-- Aim --
All entries should be output exactly as they stand.

-- Excerpted data --
[Begin]

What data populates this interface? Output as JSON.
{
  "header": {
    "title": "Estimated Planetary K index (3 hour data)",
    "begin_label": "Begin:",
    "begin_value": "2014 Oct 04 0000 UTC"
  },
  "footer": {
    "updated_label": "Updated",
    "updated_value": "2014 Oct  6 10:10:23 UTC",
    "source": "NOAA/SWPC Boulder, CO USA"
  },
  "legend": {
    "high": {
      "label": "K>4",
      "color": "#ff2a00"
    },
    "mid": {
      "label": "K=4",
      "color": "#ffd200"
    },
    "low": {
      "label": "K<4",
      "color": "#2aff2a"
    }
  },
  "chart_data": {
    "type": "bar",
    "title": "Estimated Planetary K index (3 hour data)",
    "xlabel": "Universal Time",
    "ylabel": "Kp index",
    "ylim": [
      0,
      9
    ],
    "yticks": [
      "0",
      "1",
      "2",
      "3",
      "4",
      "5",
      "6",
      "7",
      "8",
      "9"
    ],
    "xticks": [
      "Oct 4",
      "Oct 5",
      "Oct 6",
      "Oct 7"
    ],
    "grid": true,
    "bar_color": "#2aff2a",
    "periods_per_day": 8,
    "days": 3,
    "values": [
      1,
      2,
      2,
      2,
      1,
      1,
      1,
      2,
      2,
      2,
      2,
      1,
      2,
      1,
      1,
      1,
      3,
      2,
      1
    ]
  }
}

[End]

-- Worked solution --
What data populates this interface? Output as JSON.
{
  "header": {
    "title": "Estimated Planetary K index (3 hour data)",
    "begin_label": "Begin:",
    "begin_value": "2014 Oct 04 0000 UTC"
  },
  "footer": {
    "updated_label": "Updated",
    "updated_value": "2014 Oct  6 10:10:23 UTC",
    "source": "NOAA/SWPC Boulder, CO USA"
  },
  "legend": {
    "high": {
      "label": "K>4",
      "color": "#ff2a00"
    },
    "mid": {
      "label": "K=4",
      "color": "#ffd200"
    },
    "low": {
      "label": "K<4",
      "color": "#2aff2a"
    }
  },
  "chart_data": {
    "type": "bar",
    "title": "Estimated Planetary K index (3 hour data)",
    "xlabel": "Universal Time",
    "ylabel": "Kp index",
    "ylim": [
      0,
      9
    ],
    "yticks": [
      "0",
      "1",
      "2",
      "3",
      "4",
      "5",
      "6",
      "7",
      "8",
      "9"
    ],
    "xticks": [
      "Oct 4",
      "Oct 5",
      "Oct 6",
      "Oct 7"
    ],
    "grid": true,
    "bar_color": "#2aff2a",
    "periods_per_day": 8,
    "days": 3,
    "values": [
      1,
      2,
      2,
      2,
      1,
      1,
      1,
      2,
      2,
      2,
      2,
      1,
      2,
      1,
      1,
      1,
      3,
      2,
      1
    ]
  }
}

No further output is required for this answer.